● **Short problem**
Where a line holds the string "issues", return that line.

Source records:

|---|

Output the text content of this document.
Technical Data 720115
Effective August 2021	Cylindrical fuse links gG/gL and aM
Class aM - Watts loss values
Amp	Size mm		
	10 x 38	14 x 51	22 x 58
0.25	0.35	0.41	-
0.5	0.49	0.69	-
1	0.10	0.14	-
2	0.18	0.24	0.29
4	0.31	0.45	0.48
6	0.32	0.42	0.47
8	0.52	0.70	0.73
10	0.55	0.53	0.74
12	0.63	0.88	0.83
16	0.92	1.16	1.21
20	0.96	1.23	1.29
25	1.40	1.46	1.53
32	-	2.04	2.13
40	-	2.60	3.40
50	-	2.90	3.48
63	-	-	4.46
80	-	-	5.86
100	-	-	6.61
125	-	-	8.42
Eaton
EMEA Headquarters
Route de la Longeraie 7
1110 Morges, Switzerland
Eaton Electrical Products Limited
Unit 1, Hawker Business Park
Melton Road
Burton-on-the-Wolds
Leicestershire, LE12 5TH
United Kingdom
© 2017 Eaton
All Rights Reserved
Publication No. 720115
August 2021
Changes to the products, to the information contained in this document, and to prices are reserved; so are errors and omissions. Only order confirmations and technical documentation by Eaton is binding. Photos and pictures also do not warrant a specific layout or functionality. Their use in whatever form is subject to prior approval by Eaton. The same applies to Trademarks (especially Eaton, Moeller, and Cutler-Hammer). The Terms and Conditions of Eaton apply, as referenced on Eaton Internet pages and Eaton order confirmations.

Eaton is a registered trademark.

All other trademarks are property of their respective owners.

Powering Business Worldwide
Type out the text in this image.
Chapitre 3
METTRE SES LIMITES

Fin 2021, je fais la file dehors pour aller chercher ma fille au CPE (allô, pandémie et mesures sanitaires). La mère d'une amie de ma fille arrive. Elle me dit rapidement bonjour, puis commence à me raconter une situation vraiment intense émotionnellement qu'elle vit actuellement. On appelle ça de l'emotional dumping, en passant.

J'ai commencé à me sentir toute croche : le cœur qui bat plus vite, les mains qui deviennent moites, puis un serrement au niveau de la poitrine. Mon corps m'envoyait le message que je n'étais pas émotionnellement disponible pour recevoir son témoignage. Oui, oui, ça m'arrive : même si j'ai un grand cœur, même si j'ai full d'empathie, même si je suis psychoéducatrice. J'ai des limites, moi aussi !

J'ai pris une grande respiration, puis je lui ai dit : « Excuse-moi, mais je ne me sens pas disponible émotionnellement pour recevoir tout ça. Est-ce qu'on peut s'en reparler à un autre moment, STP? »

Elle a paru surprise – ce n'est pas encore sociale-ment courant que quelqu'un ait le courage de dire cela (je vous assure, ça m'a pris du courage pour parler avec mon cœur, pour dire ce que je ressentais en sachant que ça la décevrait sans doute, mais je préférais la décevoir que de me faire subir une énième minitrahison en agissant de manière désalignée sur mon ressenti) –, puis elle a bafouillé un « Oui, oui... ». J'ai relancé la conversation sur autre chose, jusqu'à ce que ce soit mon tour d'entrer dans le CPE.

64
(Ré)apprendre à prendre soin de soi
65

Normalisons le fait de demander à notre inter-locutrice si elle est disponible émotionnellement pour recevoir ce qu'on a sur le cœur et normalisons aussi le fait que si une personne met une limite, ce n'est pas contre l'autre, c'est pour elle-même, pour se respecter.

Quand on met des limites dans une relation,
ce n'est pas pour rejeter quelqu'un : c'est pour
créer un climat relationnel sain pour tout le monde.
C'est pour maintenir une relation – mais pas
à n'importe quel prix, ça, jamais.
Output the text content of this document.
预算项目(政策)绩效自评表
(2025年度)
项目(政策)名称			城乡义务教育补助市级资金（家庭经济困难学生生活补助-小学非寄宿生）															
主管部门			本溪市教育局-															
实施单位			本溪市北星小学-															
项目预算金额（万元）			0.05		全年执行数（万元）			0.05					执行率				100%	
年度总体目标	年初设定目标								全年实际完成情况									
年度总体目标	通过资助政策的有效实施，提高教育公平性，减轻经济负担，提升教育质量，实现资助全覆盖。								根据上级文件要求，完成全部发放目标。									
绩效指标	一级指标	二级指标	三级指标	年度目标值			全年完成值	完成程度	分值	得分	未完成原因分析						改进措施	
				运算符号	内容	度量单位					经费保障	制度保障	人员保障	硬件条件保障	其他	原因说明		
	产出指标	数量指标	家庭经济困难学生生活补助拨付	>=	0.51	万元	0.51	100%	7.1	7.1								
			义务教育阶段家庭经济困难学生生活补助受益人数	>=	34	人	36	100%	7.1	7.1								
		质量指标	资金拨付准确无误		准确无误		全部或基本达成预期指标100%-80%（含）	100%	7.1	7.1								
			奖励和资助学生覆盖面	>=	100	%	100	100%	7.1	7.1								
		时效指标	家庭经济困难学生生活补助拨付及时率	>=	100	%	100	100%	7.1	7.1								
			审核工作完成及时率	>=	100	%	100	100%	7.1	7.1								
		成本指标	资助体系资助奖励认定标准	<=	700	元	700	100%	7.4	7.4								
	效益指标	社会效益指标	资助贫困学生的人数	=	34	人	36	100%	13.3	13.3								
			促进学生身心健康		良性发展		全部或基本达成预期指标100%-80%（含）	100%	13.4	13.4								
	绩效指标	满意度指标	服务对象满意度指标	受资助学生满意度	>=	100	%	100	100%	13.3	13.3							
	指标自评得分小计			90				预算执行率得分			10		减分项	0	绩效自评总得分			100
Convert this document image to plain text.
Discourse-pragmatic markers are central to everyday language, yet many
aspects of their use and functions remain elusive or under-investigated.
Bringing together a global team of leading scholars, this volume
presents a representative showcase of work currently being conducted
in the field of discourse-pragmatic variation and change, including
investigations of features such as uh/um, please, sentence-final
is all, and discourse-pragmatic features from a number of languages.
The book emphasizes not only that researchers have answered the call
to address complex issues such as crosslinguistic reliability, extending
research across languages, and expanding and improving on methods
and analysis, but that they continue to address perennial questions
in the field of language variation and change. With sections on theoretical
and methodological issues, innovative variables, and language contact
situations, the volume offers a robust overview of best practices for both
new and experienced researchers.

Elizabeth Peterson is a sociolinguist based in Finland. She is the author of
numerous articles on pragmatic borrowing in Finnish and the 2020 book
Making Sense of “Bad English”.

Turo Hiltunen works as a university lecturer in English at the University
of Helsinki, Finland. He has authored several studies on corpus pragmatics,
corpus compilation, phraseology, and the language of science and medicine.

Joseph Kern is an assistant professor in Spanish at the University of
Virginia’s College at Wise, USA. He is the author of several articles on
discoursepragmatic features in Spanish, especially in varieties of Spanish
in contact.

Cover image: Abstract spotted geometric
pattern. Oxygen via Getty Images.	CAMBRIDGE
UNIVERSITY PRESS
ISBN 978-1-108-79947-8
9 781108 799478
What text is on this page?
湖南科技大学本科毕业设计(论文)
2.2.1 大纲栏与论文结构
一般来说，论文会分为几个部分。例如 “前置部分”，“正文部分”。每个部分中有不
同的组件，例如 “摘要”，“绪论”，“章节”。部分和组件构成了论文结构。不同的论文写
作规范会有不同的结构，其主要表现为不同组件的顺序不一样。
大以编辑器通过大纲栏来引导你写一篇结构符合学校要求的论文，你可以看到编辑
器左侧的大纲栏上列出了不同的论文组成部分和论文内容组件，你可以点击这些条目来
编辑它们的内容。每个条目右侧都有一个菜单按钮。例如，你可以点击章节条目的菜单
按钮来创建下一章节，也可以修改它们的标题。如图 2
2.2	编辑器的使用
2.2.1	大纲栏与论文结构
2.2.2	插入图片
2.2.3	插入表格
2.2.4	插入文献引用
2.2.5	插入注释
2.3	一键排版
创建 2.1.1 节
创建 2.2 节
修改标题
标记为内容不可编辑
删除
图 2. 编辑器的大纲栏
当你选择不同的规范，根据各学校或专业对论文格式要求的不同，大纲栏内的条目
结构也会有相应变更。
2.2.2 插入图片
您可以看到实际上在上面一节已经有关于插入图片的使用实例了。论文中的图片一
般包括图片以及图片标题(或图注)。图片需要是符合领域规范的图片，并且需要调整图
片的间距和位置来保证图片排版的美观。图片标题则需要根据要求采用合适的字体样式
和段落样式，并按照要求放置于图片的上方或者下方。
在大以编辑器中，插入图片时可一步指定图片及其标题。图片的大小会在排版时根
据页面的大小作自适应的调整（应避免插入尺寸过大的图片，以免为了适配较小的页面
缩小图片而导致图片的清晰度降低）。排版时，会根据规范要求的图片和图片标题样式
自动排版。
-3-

|---|

● **Answer for the task**
to address complex issues such as crosslinguistic reliability, extending
and methodological issues, innovative variables, and language contact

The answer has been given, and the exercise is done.